* START RECORD EXCERPTS *

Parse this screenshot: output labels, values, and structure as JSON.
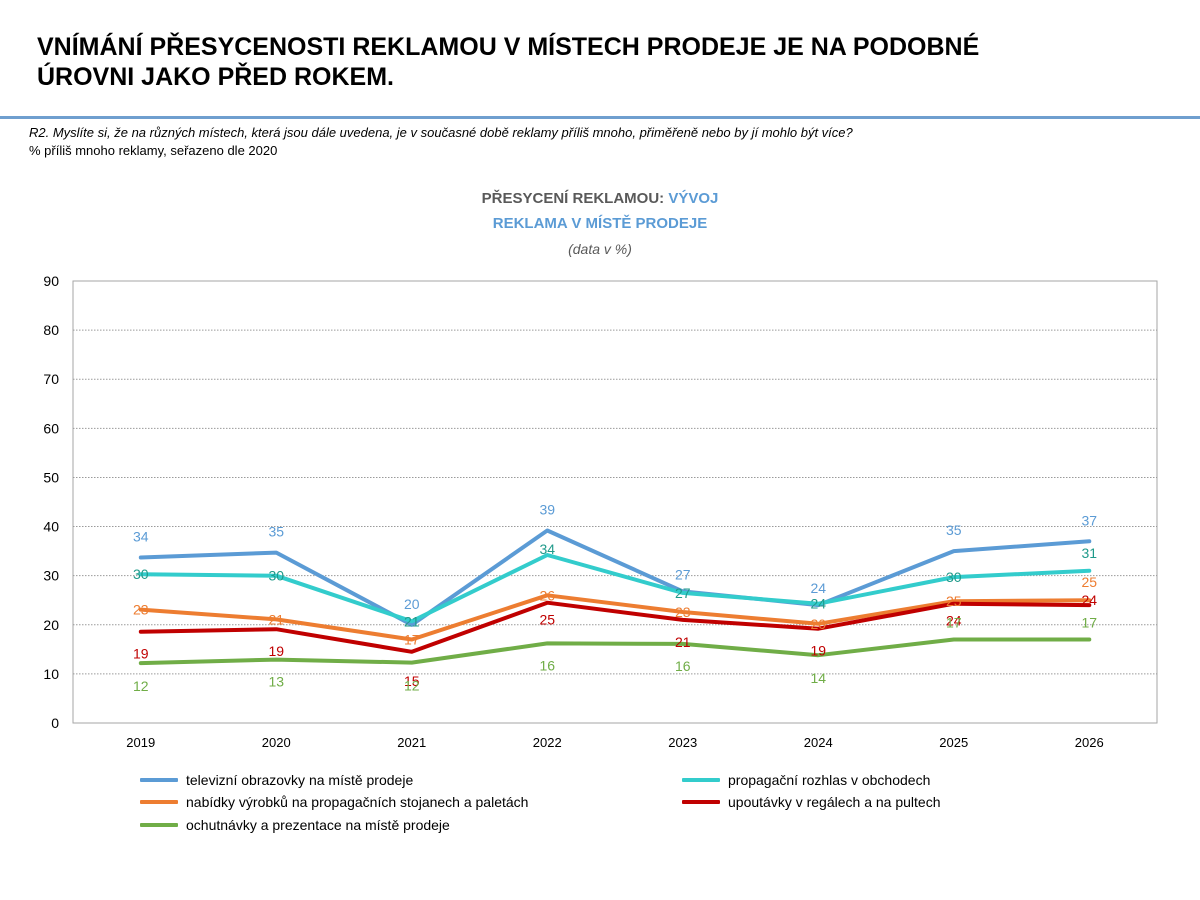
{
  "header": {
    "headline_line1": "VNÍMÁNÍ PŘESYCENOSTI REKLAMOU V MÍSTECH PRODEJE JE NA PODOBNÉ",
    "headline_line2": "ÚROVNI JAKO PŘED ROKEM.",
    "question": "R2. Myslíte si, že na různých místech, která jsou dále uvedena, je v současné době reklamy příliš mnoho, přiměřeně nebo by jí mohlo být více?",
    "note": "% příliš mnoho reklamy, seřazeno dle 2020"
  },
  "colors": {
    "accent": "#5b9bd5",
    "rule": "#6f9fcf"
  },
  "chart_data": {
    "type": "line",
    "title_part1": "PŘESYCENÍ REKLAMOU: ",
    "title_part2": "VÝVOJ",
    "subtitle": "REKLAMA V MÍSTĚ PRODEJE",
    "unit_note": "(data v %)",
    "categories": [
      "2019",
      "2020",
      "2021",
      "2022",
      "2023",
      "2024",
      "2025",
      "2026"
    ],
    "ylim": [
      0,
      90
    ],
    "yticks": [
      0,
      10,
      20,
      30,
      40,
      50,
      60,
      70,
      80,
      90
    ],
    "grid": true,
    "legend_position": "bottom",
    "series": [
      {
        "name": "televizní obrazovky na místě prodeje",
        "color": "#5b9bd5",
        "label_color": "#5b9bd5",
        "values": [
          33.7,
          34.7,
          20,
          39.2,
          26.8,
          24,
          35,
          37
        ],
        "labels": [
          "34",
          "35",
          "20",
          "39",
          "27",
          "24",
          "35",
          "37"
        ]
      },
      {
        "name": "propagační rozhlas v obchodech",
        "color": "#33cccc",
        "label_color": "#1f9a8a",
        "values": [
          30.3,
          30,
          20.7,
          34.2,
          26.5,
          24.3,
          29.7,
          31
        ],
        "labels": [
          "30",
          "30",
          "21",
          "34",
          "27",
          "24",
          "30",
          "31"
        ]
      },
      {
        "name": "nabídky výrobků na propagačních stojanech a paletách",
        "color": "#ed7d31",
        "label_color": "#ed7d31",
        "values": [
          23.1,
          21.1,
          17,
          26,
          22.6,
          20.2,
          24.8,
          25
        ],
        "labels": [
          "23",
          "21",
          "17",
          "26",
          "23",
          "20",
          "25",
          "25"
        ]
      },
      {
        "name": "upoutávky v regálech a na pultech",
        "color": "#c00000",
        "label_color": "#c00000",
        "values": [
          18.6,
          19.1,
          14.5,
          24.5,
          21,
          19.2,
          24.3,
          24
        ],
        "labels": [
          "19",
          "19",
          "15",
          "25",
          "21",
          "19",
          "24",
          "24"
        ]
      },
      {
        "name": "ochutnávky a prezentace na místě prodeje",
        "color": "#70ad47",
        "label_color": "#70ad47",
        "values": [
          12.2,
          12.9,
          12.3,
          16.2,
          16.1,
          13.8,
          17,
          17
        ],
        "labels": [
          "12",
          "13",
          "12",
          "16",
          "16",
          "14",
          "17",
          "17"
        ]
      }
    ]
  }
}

* END RECORD EXCERPTS *
* START RECORD EXCERPTS *

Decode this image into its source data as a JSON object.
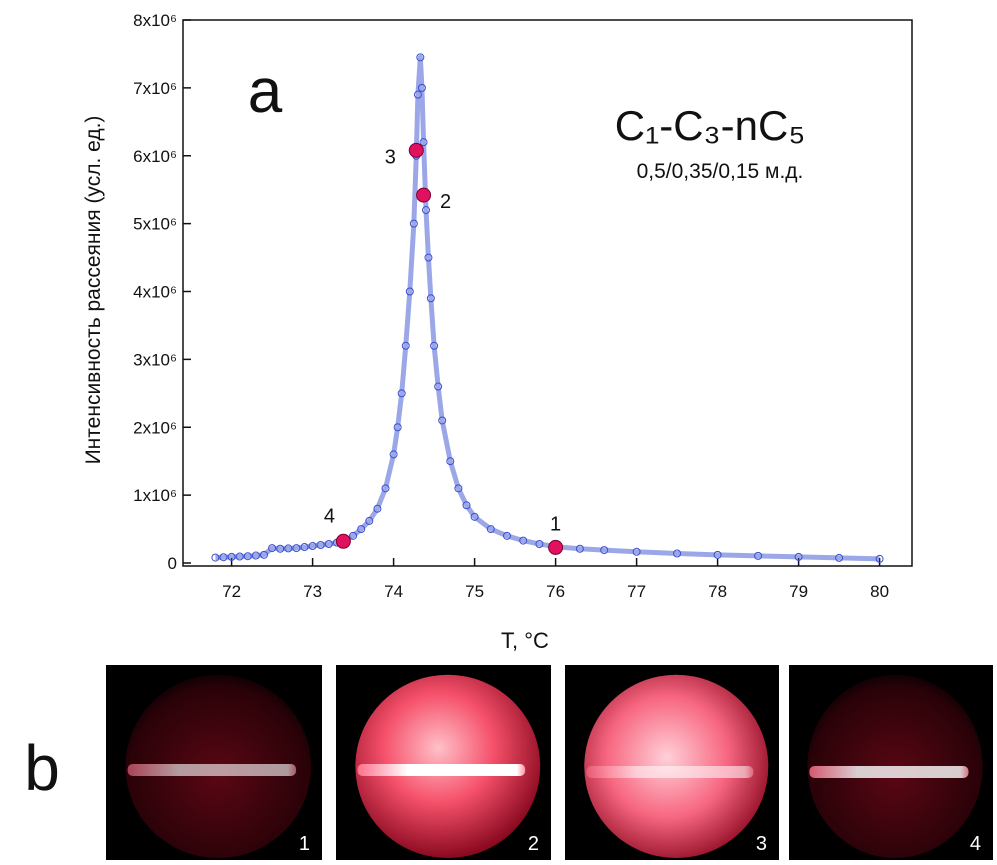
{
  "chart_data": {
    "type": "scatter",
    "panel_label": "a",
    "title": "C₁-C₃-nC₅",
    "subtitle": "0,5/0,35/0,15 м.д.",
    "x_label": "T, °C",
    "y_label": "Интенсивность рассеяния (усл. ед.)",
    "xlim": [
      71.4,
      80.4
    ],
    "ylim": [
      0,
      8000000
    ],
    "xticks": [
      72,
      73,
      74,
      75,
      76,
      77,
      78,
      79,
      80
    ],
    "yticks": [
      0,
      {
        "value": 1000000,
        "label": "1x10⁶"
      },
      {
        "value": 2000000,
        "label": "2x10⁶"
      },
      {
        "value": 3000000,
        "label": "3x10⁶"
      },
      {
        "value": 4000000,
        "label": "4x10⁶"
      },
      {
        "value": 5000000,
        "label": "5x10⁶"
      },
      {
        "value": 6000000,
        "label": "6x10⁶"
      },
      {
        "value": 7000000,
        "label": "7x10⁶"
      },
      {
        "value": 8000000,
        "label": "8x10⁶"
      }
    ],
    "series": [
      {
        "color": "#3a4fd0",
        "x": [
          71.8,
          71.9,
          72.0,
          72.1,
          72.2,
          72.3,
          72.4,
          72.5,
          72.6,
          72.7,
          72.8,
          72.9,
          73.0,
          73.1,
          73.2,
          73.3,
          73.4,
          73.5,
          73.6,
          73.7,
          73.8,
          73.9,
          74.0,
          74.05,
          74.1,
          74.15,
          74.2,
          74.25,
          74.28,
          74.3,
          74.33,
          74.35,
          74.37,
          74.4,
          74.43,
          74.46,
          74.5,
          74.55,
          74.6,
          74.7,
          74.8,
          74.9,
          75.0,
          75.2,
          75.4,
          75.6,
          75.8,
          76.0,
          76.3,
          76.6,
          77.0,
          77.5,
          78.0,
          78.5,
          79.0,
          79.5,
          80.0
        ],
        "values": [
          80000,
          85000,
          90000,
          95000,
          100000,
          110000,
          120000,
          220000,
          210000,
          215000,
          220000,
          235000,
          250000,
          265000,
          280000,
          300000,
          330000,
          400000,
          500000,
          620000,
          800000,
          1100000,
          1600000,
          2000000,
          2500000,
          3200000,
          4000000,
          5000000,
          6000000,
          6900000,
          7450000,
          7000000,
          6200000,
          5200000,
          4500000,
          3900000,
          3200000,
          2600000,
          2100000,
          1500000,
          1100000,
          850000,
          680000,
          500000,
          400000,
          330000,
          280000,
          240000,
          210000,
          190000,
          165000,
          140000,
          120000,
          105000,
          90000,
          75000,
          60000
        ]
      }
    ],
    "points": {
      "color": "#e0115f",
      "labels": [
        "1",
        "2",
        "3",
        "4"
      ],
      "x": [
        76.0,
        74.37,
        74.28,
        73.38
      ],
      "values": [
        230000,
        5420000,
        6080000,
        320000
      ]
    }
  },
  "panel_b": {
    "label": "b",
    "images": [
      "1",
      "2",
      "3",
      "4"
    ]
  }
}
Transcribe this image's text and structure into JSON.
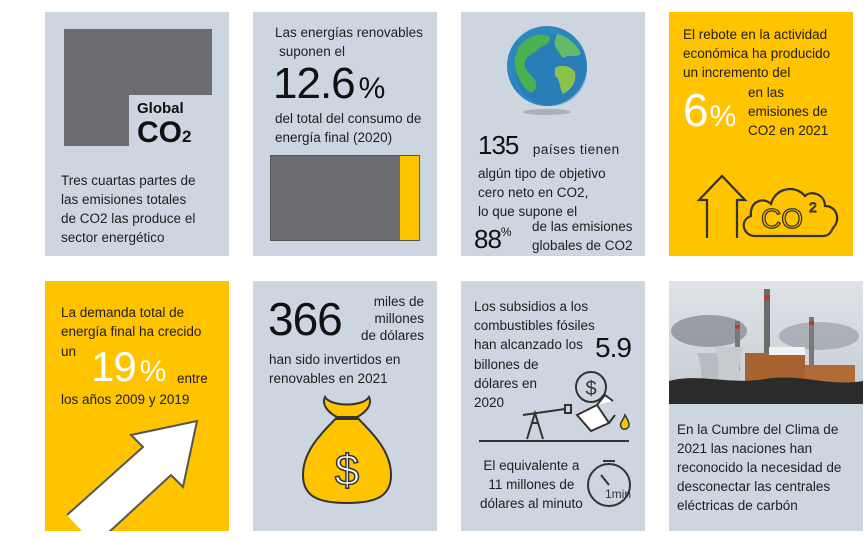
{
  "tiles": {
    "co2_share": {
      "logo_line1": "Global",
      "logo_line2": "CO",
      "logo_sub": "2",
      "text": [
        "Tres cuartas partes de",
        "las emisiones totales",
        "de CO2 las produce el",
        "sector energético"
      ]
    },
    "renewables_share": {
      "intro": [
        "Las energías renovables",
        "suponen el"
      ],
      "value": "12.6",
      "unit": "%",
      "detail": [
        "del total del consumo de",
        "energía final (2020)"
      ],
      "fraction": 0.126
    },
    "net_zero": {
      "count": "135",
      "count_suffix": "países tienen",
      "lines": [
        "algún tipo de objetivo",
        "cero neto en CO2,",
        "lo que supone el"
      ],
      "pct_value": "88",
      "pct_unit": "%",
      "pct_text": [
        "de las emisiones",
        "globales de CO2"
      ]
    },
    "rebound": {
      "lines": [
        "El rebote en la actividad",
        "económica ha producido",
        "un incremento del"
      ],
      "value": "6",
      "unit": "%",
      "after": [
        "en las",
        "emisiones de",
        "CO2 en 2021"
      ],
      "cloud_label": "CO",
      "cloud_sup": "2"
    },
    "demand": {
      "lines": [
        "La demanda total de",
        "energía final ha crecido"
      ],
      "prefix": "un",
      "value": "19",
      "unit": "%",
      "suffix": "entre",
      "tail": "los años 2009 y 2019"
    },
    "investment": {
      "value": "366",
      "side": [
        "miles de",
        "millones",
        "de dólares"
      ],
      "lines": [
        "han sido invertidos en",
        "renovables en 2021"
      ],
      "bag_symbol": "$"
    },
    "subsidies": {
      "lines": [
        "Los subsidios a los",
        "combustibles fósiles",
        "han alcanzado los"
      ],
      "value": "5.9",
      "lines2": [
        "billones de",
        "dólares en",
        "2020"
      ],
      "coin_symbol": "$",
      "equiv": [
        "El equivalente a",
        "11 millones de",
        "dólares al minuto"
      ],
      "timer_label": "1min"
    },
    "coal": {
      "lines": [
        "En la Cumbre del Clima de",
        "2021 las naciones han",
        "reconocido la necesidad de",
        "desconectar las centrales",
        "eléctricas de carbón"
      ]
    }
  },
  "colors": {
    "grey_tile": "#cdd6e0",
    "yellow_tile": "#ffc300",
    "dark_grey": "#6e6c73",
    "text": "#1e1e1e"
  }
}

* END RECORD EXCERPTS *
* START RECORD EXCERPTS *

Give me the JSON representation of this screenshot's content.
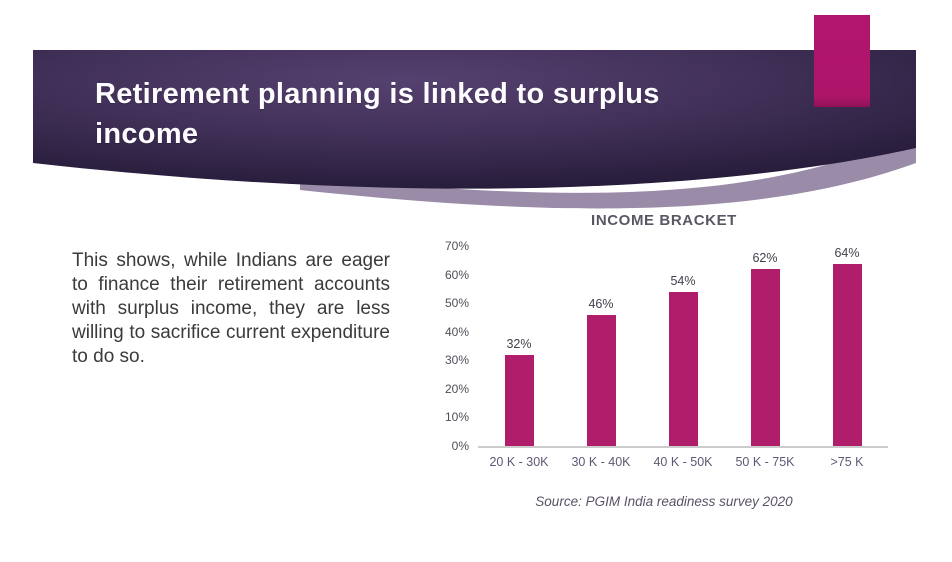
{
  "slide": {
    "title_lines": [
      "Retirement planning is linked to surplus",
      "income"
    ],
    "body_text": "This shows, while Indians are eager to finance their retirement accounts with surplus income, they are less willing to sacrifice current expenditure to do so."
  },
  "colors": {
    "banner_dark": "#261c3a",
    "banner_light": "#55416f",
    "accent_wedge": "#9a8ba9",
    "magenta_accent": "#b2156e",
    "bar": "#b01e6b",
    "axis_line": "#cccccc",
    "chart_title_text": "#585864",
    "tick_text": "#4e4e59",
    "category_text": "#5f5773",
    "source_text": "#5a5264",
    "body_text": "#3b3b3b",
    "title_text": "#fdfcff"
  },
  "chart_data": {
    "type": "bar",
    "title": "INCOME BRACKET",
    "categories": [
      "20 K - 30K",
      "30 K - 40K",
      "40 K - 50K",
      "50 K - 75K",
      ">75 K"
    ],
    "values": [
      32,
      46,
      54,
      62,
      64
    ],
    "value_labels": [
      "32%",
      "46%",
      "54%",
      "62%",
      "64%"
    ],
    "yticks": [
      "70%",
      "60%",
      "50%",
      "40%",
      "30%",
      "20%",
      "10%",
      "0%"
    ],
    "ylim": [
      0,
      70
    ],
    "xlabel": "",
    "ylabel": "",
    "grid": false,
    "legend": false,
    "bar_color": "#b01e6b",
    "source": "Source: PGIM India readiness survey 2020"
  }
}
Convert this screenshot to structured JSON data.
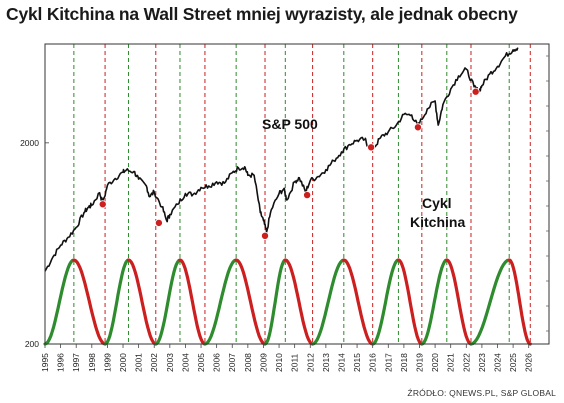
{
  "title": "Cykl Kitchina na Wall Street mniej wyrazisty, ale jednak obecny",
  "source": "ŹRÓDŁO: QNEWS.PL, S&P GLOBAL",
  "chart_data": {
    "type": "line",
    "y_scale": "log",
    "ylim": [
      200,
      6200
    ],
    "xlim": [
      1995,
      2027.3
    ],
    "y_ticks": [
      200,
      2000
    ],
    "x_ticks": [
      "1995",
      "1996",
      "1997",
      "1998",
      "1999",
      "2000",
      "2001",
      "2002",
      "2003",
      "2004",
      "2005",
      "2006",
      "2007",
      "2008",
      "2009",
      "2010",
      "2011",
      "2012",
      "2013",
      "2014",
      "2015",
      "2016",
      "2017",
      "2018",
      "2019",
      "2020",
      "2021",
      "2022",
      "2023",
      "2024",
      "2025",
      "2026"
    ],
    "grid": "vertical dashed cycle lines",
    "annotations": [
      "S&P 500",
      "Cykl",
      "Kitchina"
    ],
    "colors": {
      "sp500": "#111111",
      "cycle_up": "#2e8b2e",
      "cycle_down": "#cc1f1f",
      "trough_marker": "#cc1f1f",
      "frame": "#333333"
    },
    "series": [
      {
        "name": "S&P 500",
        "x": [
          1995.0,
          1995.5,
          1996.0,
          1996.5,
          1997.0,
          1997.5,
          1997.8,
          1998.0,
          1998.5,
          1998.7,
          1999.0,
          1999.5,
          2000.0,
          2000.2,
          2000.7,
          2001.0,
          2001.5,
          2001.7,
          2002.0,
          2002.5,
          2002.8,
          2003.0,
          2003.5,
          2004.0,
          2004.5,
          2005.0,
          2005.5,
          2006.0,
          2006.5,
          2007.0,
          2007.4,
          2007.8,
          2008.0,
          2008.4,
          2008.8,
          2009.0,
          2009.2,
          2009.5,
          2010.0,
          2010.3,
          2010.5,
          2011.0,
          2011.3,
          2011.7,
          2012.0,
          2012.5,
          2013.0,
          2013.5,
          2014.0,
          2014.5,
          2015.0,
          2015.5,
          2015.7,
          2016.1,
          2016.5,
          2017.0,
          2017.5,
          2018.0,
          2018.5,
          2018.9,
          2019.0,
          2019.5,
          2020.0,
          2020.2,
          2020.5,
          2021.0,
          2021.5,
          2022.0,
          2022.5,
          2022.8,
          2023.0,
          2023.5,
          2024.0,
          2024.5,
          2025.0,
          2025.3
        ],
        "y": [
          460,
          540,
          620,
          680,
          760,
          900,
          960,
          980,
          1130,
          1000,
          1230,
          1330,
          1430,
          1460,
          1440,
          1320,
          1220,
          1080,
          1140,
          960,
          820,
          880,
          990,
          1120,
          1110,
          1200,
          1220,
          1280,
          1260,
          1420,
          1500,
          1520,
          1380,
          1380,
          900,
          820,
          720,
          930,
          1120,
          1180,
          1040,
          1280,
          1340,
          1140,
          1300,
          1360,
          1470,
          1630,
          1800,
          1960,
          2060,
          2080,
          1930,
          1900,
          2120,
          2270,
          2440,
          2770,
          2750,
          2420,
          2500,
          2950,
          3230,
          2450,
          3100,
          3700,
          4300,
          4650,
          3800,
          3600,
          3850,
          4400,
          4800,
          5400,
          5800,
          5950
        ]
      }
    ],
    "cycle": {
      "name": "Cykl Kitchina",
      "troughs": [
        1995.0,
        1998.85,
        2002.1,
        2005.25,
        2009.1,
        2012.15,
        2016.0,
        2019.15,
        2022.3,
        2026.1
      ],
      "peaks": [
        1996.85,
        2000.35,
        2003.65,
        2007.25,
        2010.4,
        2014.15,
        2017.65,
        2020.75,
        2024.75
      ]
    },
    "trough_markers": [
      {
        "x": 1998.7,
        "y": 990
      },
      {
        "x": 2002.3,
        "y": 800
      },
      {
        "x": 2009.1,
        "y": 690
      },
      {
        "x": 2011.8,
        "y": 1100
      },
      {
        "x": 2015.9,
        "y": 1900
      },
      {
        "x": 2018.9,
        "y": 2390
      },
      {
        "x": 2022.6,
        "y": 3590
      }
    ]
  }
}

* END RECORD EXCERPTS *

» WHAT YOU WILL DO
What is the number of lines in the listing above that contain the string "mnoho"? Give only the number.

» TASK RESULT
2